___ Record excerpts ___

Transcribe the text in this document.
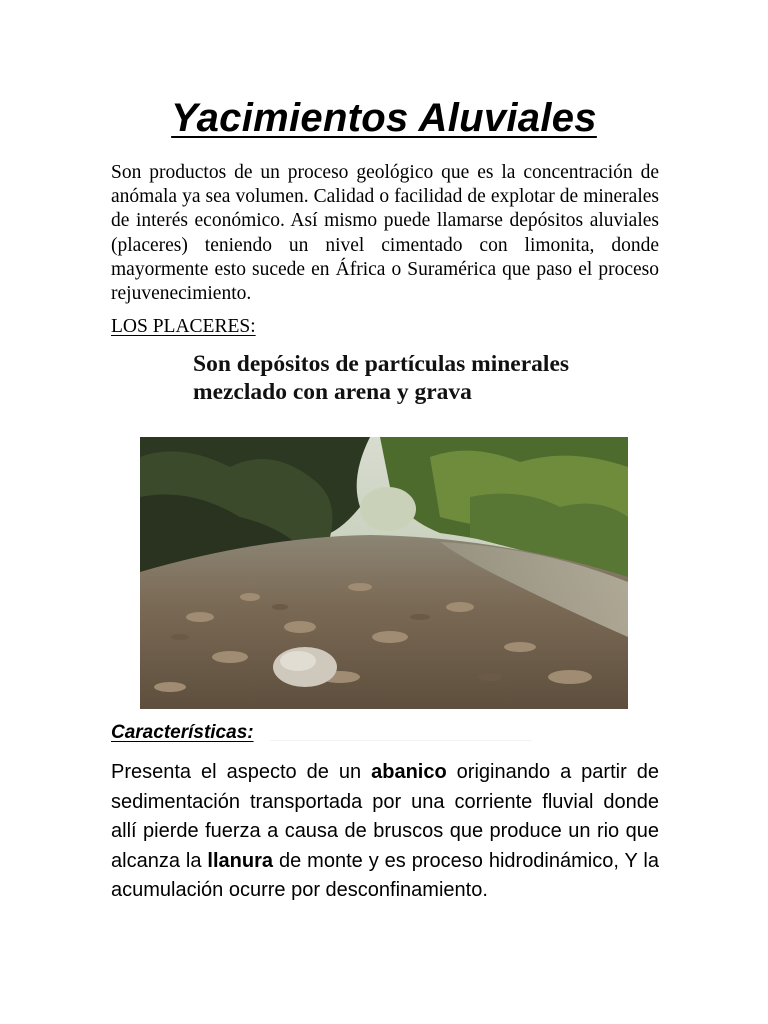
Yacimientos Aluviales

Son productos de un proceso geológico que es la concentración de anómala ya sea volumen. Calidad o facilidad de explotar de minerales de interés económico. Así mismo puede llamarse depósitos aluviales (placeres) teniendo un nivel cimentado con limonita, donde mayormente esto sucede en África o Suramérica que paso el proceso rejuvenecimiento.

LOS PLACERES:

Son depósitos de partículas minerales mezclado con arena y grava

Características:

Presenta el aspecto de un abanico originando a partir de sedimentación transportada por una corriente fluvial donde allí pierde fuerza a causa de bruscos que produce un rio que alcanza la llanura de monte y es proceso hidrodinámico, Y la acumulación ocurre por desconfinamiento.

___
___ Record excerpts ___

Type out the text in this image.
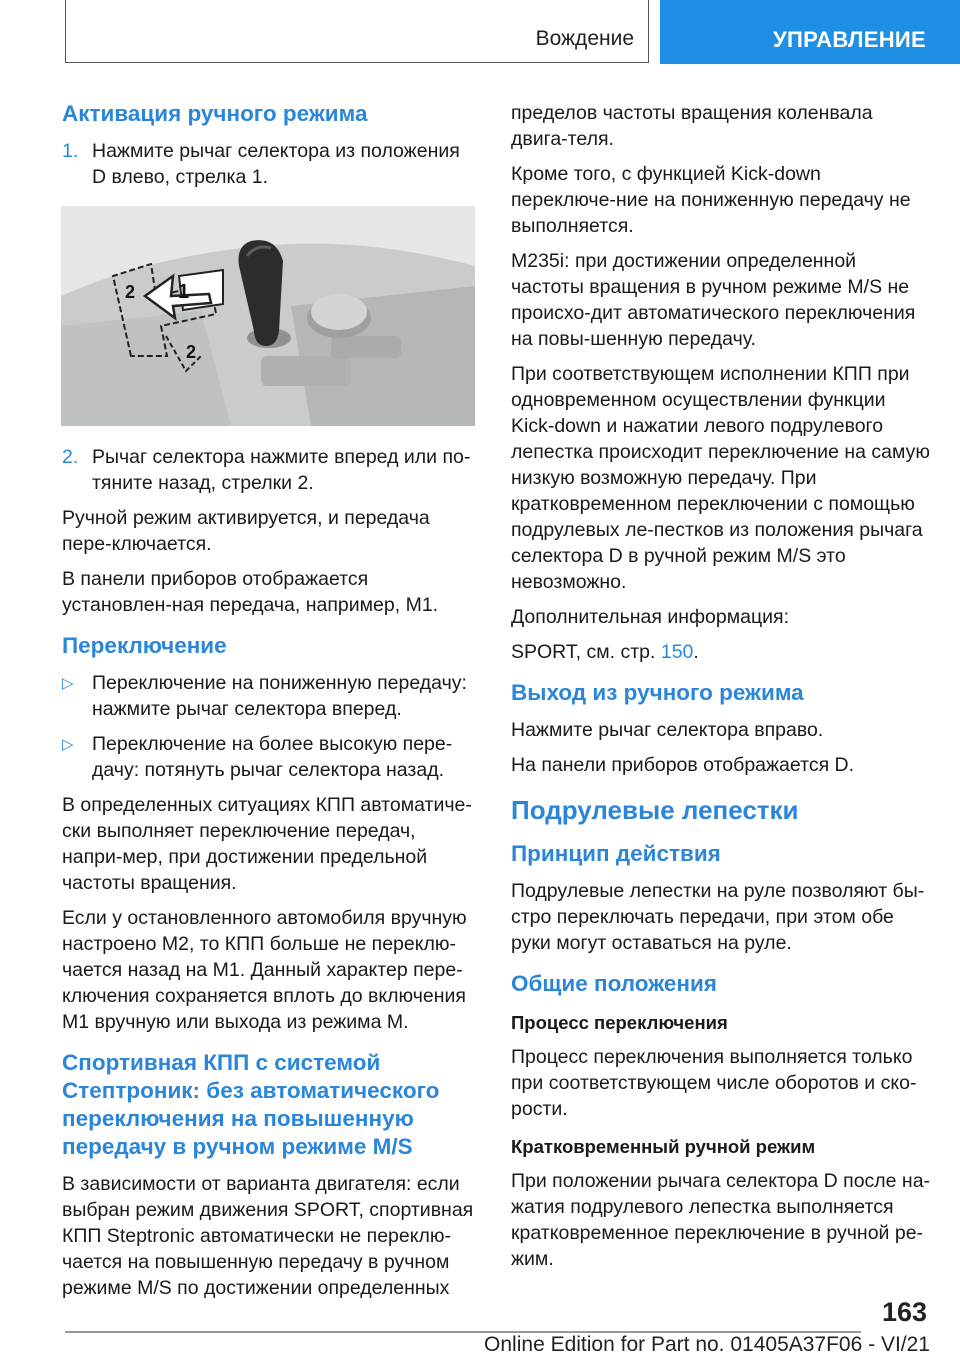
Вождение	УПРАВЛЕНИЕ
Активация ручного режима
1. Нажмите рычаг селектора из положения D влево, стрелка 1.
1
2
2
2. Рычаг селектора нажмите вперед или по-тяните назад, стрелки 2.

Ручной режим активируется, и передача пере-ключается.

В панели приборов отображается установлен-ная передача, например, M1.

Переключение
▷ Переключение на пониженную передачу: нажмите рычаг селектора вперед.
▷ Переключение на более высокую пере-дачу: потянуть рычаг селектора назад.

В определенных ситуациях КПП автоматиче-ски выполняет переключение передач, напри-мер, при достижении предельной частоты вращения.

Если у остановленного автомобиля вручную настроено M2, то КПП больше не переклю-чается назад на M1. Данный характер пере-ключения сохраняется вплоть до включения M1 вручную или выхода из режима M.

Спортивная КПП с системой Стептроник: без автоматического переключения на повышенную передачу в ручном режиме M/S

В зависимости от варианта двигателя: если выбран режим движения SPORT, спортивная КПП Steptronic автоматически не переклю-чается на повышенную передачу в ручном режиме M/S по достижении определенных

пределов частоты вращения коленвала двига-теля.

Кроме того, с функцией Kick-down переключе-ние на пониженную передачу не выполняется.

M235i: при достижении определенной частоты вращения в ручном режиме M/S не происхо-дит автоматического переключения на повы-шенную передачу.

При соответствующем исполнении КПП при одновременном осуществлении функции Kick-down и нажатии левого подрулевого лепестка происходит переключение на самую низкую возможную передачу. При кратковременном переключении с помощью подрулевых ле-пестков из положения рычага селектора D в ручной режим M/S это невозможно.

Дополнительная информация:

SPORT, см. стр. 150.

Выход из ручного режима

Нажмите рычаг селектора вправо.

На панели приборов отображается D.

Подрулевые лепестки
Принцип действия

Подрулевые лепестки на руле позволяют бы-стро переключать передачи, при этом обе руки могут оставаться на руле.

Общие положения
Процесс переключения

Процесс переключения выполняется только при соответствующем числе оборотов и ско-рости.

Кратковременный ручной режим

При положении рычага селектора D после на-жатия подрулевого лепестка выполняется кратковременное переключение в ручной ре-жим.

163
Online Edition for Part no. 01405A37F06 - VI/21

___
___ Record excerpts ___

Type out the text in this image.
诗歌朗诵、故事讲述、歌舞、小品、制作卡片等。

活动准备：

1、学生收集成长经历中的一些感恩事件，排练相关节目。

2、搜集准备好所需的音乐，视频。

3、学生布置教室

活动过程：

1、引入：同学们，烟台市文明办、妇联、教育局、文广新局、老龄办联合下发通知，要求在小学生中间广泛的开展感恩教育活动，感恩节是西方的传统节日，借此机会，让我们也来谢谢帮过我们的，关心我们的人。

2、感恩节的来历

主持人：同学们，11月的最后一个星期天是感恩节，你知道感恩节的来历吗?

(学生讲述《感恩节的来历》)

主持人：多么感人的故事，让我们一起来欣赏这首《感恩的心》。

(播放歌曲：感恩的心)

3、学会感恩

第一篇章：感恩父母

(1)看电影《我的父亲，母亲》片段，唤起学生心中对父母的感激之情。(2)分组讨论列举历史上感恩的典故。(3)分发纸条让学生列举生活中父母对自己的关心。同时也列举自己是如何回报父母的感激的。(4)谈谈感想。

___

Collect the lines of the records that include the string "отображается".

Worked solution>
В панели приборов отображается установлен-ная передача, например, M1.
На панели приборов отображается D.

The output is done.